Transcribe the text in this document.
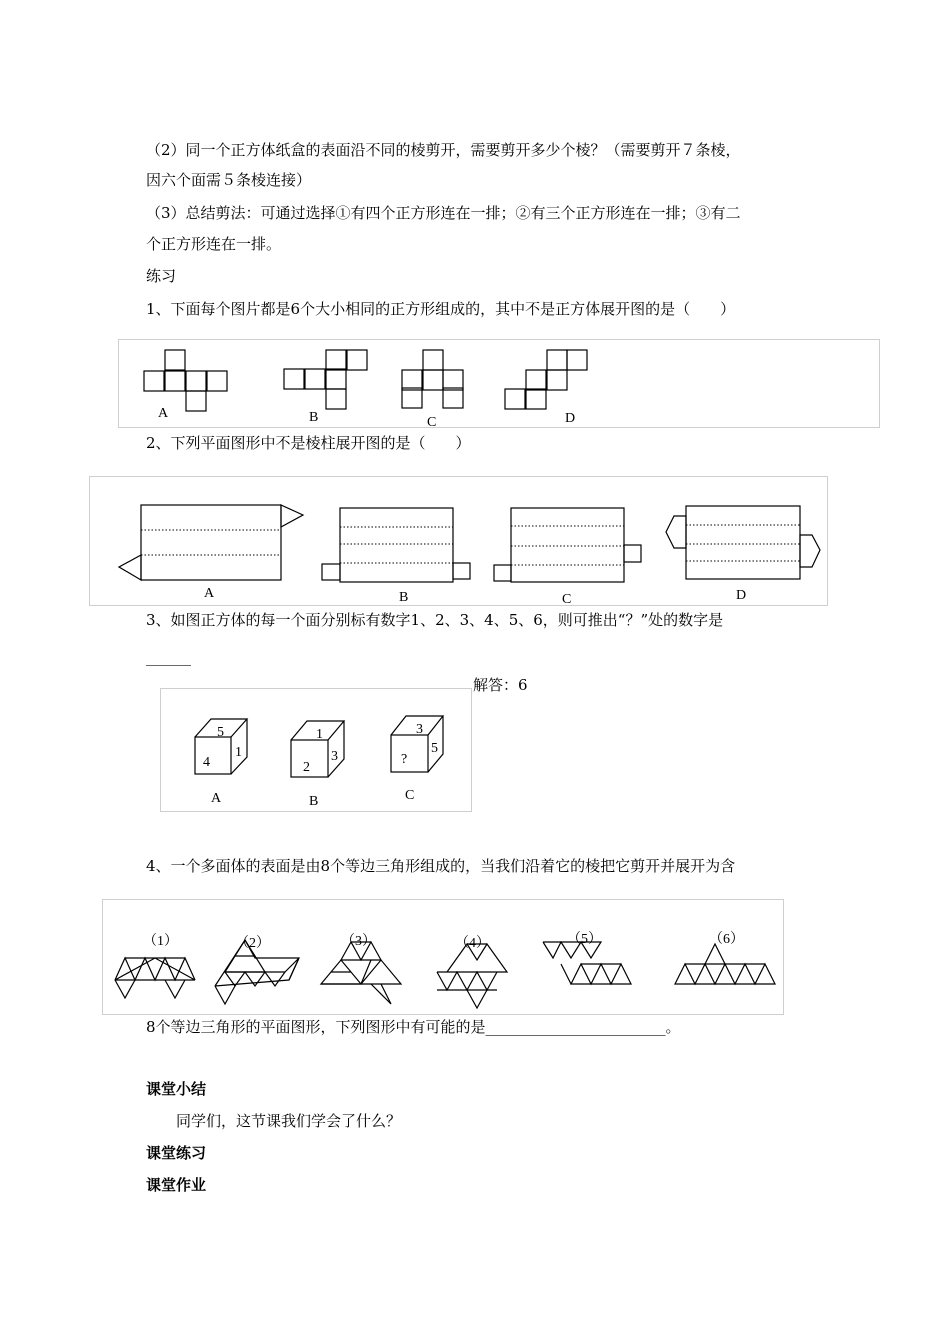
（2）同一个正方体纸盒的表面沿不同的棱剪开，需要剪开多少个棱？（需要剪开７条棱，
因六个面需５条棱连接）
（3）总结剪法：可通过选择①有四个正方形连在一排；②有三个正方形连在一排；③有二
个正方形连在一排。
练习
1、下面每个图片都是6个大小相同的正方形组成的，其中不是正方体展开图的是（　　）
A	B	C	D
2、下列平面图形中不是棱柱展开图的是（　　）
A	B	C	D
3、如图正方体的每一个面分别标有数字1、2、3、4、5、6，则可推出“？”处的数字是
______
解答：6
5
4
1
1
2
3
3
?
5
A	B	C
4、一个多面体的表面是由8个等边三角形组成的，当我们沿着它的棱把它剪开并展开为含
（1）	（2）	（3）	（4）	（5）	（6）
8个等边三角形的平面图形，下列图形中有可能的是________________________。
课堂小结
同学们，这节课我们学会了什么？
课堂练习
课堂作业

EXERCISE BRIEF: The entries above should be reproduced exactly, without their pictures.

OUTPUT:
Transcribe the text in this document.
（2）同一个正方体纸盒的表面沿不同的棱剪开，需要剪开多少个棱？（需要剪开７条棱，
因六个面需５条棱连接）
（3）总结剪法：可通过选择①有四个正方形连在一排；②有三个正方形连在一排；③有二
个正方形连在一排。
练习
1、下面每个图片都是6个大小相同的正方形组成的，其中不是正方体展开图的是（　　）
A	B	C	D
2、下列平面图形中不是棱柱展开图的是（　　）
A	B	C	D
3、如图正方体的每一个面分别标有数字1、2、3、4、5、6，则可推出“？”处的数字是
______
解答：6
5
4
1
1
2
3
3
?
5
A	B	C
4、一个多面体的表面是由8个等边三角形组成的，当我们沿着它的棱把它剪开并展开为含
（1）	（2）	（3）	（4）	（5）	（6）
8个等边三角形的平面图形，下列图形中有可能的是________________________。
课堂小结
同学们，这节课我们学会了什么？
课堂练习
课堂作业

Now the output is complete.